[Aim]:
Copy out all lines with the word "Artifact" in them.

[Source records]
--

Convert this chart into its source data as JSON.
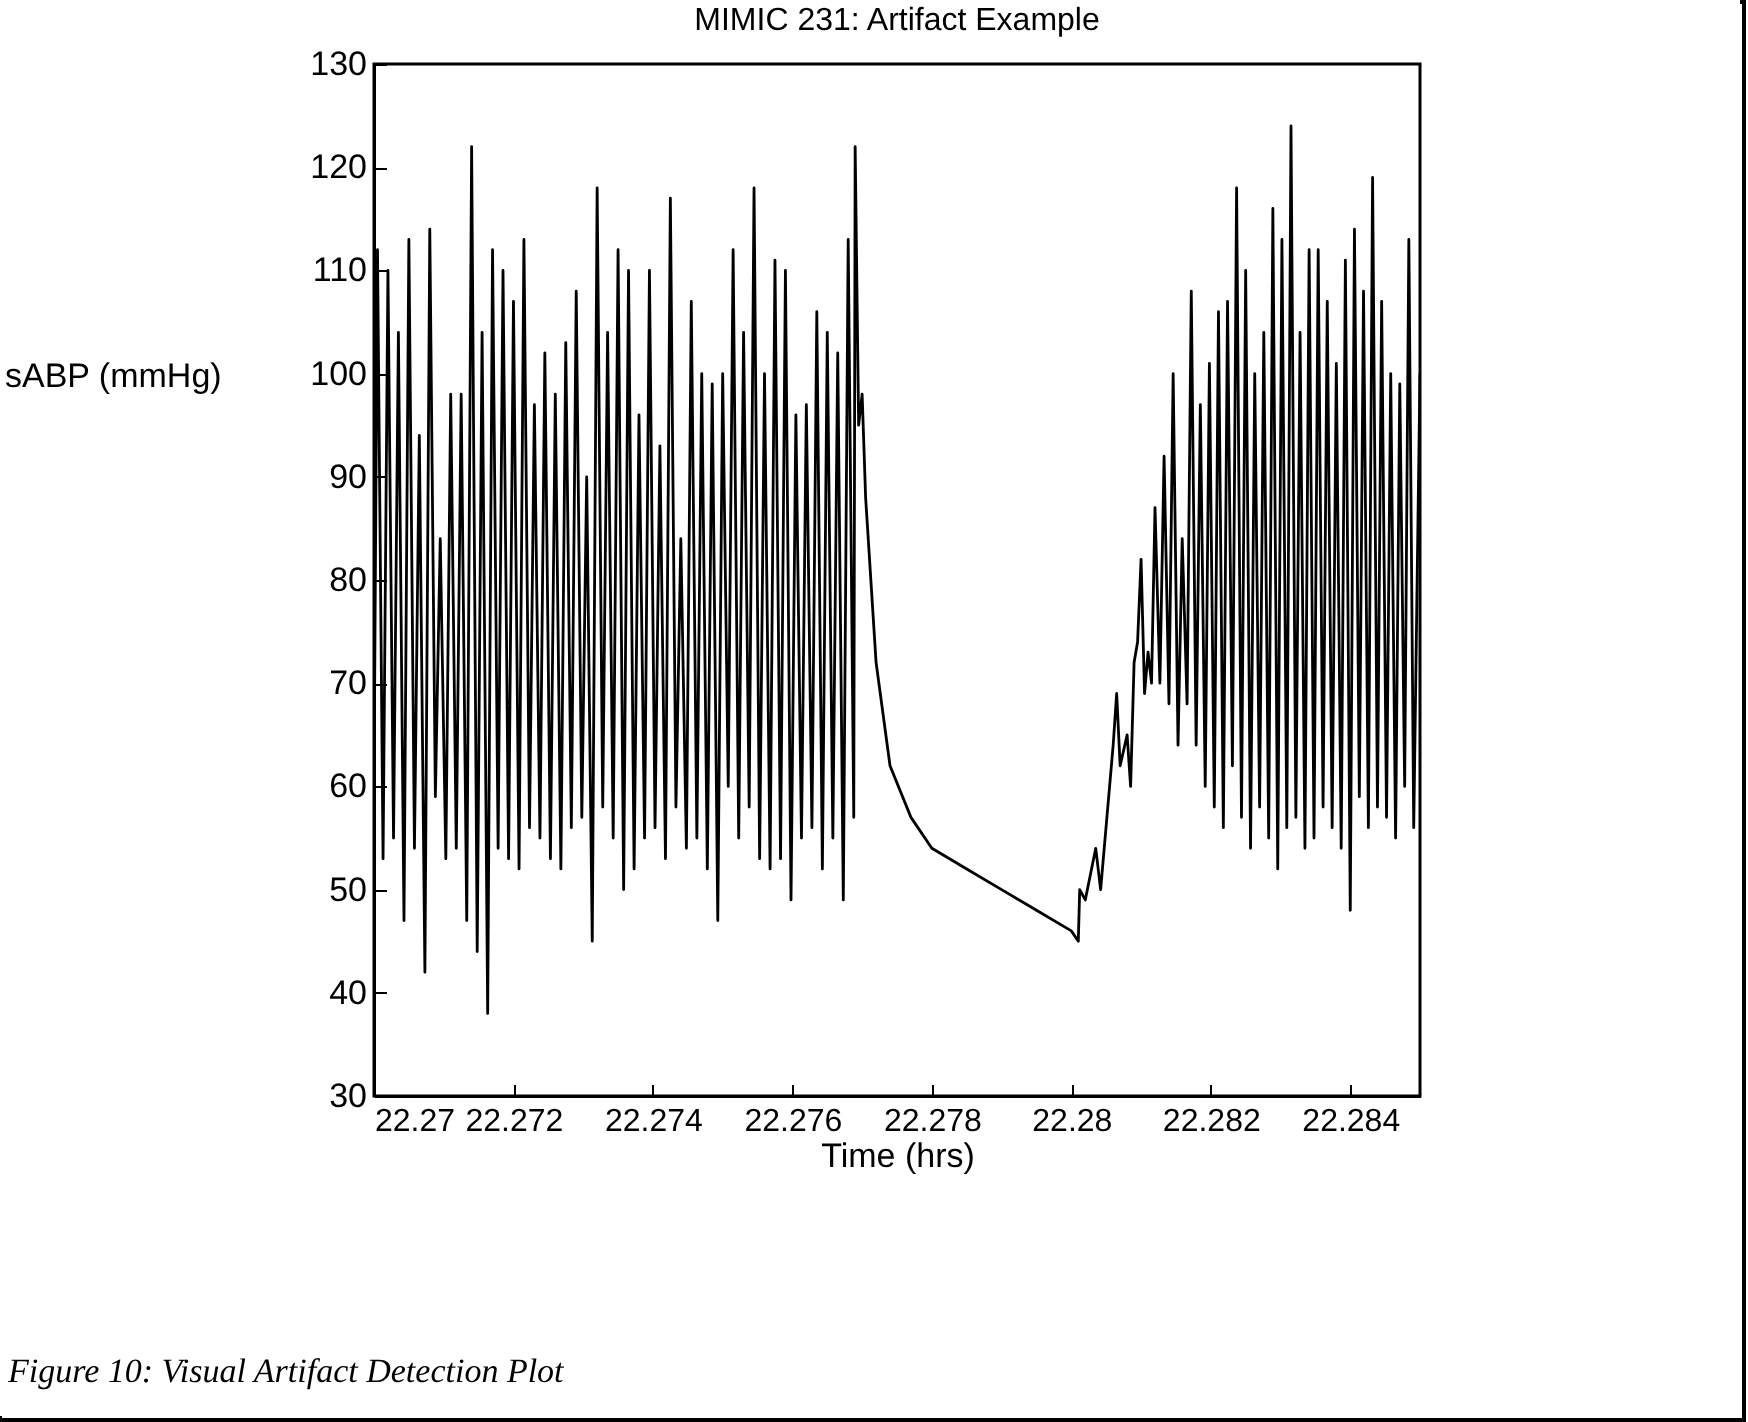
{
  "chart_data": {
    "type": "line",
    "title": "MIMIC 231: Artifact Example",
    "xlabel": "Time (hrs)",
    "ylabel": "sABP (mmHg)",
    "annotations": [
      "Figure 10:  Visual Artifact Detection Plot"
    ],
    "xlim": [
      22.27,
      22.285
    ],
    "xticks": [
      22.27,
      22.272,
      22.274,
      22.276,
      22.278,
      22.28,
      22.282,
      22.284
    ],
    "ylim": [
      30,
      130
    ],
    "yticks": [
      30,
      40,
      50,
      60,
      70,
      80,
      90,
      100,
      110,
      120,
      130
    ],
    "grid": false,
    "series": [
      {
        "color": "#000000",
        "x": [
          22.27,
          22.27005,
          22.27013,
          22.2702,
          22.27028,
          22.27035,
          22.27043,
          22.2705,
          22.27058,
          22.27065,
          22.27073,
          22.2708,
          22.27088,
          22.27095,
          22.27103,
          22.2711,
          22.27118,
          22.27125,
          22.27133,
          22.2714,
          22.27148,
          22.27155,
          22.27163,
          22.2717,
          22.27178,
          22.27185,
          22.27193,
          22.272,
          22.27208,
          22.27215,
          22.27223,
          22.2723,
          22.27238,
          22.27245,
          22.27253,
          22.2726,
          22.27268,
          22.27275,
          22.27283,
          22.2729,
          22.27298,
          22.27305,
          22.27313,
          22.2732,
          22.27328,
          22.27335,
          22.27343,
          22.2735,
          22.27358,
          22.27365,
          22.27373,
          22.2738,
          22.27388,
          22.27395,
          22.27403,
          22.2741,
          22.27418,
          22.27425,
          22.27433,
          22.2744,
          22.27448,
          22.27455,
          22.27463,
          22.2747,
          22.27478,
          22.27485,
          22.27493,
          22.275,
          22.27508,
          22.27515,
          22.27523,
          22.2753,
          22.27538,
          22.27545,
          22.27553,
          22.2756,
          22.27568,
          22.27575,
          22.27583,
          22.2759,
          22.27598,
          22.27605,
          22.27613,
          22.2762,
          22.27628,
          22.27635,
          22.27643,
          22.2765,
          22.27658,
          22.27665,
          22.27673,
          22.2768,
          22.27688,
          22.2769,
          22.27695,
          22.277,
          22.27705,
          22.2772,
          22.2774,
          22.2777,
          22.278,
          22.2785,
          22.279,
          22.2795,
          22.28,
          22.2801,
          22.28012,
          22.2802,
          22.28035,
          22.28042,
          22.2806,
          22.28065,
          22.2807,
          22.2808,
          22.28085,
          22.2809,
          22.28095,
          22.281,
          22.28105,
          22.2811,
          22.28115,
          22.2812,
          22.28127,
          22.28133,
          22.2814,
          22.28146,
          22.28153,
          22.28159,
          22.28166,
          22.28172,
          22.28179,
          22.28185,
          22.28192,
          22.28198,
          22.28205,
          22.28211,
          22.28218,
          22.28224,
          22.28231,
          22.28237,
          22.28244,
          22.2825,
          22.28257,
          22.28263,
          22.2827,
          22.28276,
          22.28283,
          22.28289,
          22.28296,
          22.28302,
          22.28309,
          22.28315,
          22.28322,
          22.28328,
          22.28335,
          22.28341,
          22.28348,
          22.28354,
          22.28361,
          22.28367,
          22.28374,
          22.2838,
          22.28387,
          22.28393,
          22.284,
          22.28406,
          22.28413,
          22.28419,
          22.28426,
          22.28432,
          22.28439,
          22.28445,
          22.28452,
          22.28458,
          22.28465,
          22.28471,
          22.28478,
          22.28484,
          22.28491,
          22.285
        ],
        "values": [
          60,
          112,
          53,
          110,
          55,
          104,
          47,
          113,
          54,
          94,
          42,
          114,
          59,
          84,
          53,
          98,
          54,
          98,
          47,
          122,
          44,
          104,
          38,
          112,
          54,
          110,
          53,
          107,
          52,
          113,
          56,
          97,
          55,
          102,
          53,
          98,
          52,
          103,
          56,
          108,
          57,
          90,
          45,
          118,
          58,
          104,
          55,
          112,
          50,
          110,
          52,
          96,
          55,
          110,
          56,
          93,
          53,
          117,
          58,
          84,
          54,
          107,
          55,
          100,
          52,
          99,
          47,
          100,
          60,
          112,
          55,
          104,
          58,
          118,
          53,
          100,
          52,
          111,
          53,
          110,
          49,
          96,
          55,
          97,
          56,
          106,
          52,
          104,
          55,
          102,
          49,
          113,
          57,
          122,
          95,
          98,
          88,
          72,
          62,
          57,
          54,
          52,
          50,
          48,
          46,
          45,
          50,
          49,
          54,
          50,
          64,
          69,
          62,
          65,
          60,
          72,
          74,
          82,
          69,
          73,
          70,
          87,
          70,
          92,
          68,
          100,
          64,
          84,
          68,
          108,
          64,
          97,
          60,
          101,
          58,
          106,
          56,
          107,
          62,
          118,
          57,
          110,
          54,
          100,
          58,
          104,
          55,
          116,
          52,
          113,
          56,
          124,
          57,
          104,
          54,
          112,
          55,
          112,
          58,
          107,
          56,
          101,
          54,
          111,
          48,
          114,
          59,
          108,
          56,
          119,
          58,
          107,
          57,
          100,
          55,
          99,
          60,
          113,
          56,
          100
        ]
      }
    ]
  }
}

--

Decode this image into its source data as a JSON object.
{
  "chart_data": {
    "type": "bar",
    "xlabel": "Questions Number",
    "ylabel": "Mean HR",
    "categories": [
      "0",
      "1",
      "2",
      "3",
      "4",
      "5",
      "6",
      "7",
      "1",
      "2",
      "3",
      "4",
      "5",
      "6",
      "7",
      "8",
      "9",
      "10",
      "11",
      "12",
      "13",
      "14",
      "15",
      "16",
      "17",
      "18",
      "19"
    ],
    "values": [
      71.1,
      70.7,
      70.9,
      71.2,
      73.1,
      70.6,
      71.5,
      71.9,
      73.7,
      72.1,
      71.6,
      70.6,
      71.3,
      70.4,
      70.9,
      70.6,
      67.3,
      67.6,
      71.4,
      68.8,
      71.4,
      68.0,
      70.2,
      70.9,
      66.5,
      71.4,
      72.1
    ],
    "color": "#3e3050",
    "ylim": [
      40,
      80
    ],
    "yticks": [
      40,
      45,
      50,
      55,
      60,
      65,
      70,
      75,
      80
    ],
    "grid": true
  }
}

--

[Answer to this task]:
    "title": "MIMIC 231: Artifact Example",
      "Figure 10:  Visual Artifact Detection Plot"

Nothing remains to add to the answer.